Collected data entries:
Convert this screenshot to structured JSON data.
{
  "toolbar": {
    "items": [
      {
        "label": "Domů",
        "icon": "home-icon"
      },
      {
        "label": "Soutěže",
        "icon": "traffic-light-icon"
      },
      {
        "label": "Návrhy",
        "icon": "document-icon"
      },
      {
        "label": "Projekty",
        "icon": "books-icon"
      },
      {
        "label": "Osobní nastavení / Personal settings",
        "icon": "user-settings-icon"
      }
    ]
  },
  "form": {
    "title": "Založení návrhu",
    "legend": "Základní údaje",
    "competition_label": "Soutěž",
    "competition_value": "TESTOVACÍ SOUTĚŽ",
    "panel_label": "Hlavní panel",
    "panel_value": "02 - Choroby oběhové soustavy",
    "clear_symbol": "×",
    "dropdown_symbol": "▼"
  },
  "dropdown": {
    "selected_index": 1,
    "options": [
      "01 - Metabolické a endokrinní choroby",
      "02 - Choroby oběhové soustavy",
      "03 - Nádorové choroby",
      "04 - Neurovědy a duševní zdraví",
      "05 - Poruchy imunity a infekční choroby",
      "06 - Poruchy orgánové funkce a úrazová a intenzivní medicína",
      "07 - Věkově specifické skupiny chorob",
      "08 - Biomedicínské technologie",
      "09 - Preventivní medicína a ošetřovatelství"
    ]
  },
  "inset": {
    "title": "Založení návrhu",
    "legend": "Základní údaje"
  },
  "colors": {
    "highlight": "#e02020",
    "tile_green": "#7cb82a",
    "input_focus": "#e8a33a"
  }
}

TASK
Write down the full listing again, exactly.

SOLUTION BELOW
Convert this screenshot to structured JSON data.
{
  "toolbar": {
    "items": [
      {
        "label": "Domů",
        "icon": "home-icon"
      },
      {
        "label": "Soutěže",
        "icon": "traffic-light-icon"
      },
      {
        "label": "Návrhy",
        "icon": "document-icon"
      },
      {
        "label": "Projekty",
        "icon": "books-icon"
      },
      {
        "label": "Osobní nastavení / Personal settings",
        "icon": "user-settings-icon"
      }
    ]
  },
  "form": {
    "title": "Založení návrhu",
    "legend": "Základní údaje",
    "competition_label": "Soutěž",
    "competition_value": "TESTOVACÍ SOUTĚŽ",
    "panel_label": "Hlavní panel",
    "panel_value": "02 - Choroby oběhové soustavy",
    "clear_symbol": "×",
    "dropdown_symbol": "▼"
  },
  "dropdown": {
    "selected_index": 1,
    "options": [
      "01 - Metabolické a endokrinní choroby",
      "02 - Choroby oběhové soustavy",
      "03 - Nádorové choroby",
      "04 - Neurovědy a duševní zdraví",
      "05 - Poruchy imunity a infekční choroby",
      "06 - Poruchy orgánové funkce a úrazová a intenzivní medicína",
      "07 - Věkově specifické skupiny chorob",
      "08 - Biomedicínské technologie",
      "09 - Preventivní medicína a ošetřovatelství"
    ]
  },
  "inset": {
    "title": "Založení návrhu",
    "legend": "Základní údaje"
  },
  "colors": {
    "highlight": "#e02020",
    "tile_green": "#7cb82a",
    "input_focus": "#e8a33a"
  }
}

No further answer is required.